- [What is needed]: Report the number of lines where the string "color" occurs, and write nothing else.

Begin

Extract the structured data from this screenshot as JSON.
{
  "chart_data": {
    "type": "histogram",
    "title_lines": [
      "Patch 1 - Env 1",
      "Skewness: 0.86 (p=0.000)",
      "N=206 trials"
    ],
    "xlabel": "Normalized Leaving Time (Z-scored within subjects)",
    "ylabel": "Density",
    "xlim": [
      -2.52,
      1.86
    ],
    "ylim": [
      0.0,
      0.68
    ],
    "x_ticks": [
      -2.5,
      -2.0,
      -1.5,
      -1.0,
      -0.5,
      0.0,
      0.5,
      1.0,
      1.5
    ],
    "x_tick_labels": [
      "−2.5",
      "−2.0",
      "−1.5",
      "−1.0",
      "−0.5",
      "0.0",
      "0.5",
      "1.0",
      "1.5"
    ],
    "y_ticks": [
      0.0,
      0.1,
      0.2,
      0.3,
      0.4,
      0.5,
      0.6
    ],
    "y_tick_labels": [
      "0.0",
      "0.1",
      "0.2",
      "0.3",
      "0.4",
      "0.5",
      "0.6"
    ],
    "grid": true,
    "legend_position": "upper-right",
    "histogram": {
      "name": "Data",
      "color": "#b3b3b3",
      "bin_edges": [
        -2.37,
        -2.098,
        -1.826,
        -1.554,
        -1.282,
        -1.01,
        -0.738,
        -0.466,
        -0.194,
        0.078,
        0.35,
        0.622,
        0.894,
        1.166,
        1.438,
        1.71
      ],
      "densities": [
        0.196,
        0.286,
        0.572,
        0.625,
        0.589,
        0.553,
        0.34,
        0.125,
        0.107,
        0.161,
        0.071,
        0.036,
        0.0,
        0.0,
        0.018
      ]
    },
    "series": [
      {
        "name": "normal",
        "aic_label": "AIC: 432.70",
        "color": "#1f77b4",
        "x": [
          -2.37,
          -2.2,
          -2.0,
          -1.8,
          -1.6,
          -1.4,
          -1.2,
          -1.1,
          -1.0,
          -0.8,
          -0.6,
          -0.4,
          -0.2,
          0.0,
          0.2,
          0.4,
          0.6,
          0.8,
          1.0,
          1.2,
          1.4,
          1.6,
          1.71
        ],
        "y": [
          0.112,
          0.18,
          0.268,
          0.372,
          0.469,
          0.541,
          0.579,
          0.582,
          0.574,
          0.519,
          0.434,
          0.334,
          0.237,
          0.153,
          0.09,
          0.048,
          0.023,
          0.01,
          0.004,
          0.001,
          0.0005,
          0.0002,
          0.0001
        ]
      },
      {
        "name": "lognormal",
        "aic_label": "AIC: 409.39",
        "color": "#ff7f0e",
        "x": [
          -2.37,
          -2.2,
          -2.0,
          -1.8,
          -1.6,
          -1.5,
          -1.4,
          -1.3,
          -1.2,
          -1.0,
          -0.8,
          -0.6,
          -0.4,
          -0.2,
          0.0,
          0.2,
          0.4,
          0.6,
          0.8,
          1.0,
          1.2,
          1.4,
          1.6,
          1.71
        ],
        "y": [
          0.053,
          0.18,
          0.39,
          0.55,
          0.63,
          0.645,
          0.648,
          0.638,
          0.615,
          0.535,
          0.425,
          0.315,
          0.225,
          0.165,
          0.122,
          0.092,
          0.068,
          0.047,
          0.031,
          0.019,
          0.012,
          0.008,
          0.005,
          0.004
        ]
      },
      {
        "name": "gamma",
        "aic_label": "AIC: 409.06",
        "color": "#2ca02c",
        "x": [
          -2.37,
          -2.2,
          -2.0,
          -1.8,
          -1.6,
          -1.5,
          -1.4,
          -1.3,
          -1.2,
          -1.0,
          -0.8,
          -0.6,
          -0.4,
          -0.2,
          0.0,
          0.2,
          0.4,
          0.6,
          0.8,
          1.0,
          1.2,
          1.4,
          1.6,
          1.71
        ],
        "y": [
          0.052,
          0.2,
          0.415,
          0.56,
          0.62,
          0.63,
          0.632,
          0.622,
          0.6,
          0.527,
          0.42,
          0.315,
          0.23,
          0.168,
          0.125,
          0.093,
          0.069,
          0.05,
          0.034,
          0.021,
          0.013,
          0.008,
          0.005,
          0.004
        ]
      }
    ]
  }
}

End

- [Solution for this problem]: 4